Figure collection entries:

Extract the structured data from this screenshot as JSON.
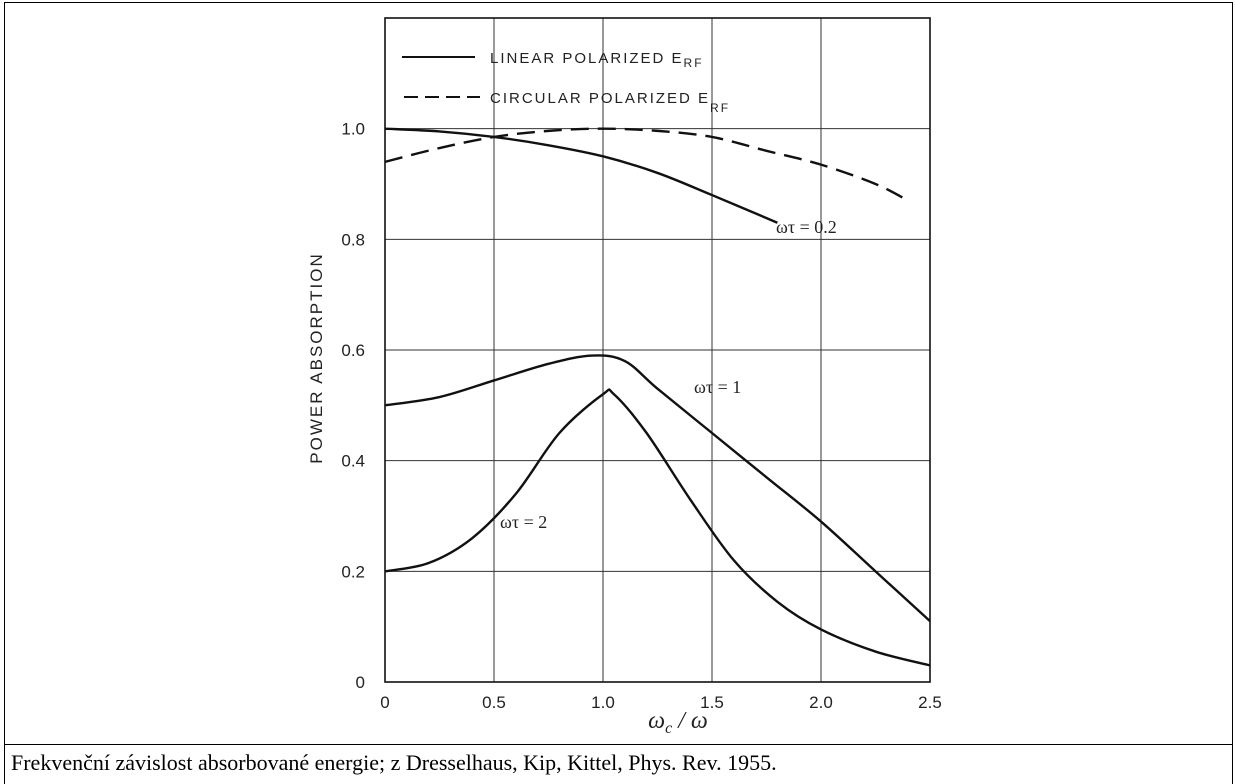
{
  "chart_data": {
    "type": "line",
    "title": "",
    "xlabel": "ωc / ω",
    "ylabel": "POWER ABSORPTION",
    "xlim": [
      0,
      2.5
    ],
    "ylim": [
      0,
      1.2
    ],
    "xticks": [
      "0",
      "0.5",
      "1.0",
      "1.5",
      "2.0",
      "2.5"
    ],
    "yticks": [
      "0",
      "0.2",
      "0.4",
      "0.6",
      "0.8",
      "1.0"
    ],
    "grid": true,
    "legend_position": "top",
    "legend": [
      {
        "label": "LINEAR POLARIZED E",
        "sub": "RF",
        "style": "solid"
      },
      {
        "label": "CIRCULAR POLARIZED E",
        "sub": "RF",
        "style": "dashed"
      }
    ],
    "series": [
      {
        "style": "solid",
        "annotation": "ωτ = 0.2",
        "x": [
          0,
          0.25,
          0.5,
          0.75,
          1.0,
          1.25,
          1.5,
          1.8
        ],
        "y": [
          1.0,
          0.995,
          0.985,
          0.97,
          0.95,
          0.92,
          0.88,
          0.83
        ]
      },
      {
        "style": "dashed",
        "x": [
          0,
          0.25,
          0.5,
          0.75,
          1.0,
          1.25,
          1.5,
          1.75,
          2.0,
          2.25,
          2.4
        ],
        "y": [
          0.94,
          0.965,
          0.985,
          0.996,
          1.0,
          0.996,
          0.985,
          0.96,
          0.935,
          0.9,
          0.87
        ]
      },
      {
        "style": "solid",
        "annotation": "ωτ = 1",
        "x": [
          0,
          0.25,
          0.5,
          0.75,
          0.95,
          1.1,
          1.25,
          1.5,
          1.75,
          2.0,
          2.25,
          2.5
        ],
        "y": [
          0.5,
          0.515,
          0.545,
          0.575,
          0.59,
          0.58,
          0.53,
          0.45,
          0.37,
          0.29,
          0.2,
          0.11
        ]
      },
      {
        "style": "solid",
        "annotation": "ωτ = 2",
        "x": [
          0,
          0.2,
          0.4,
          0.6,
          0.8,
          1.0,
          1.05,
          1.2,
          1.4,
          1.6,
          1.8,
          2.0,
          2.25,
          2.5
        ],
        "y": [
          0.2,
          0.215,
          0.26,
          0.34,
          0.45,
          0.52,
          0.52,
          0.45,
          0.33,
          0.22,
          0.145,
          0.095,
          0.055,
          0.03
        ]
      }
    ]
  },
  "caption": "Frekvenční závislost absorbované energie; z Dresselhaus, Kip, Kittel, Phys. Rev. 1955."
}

What is asked:
Each entry above is to be written out again unchanged, apart from the pictures, which are left out.

Response to the task:
Extract the structured data from this screenshot as JSON.
{
  "chart_data": {
    "type": "line",
    "title": "",
    "xlabel": "ωc / ω",
    "ylabel": "POWER ABSORPTION",
    "xlim": [
      0,
      2.5
    ],
    "ylim": [
      0,
      1.2
    ],
    "xticks": [
      "0",
      "0.5",
      "1.0",
      "1.5",
      "2.0",
      "2.5"
    ],
    "yticks": [
      "0",
      "0.2",
      "0.4",
      "0.6",
      "0.8",
      "1.0"
    ],
    "grid": true,
    "legend_position": "top",
    "legend": [
      {
        "label": "LINEAR POLARIZED E",
        "sub": "RF",
        "style": "solid"
      },
      {
        "label": "CIRCULAR POLARIZED E",
        "sub": "RF",
        "style": "dashed"
      }
    ],
    "series": [
      {
        "style": "solid",
        "annotation": "ωτ = 0.2",
        "x": [
          0,
          0.25,
          0.5,
          0.75,
          1.0,
          1.25,
          1.5,
          1.8
        ],
        "y": [
          1.0,
          0.995,
          0.985,
          0.97,
          0.95,
          0.92,
          0.88,
          0.83
        ]
      },
      {
        "style": "dashed",
        "x": [
          0,
          0.25,
          0.5,
          0.75,
          1.0,
          1.25,
          1.5,
          1.75,
          2.0,
          2.25,
          2.4
        ],
        "y": [
          0.94,
          0.965,
          0.985,
          0.996,
          1.0,
          0.996,
          0.985,
          0.96,
          0.935,
          0.9,
          0.87
        ]
      },
      {
        "style": "solid",
        "annotation": "ωτ = 1",
        "x": [
          0,
          0.25,
          0.5,
          0.75,
          0.95,
          1.1,
          1.25,
          1.5,
          1.75,
          2.0,
          2.25,
          2.5
        ],
        "y": [
          0.5,
          0.515,
          0.545,
          0.575,
          0.59,
          0.58,
          0.53,
          0.45,
          0.37,
          0.29,
          0.2,
          0.11
        ]
      },
      {
        "style": "solid",
        "annotation": "ωτ = 2",
        "x": [
          0,
          0.2,
          0.4,
          0.6,
          0.8,
          1.0,
          1.05,
          1.2,
          1.4,
          1.6,
          1.8,
          2.0,
          2.25,
          2.5
        ],
        "y": [
          0.2,
          0.215,
          0.26,
          0.34,
          0.45,
          0.52,
          0.52,
          0.45,
          0.33,
          0.22,
          0.145,
          0.095,
          0.055,
          0.03
        ]
      }
    ]
  },
  "caption": "Frekvenční závislost absorbované energie; z Dresselhaus, Kip, Kittel, Phys. Rev. 1955."
}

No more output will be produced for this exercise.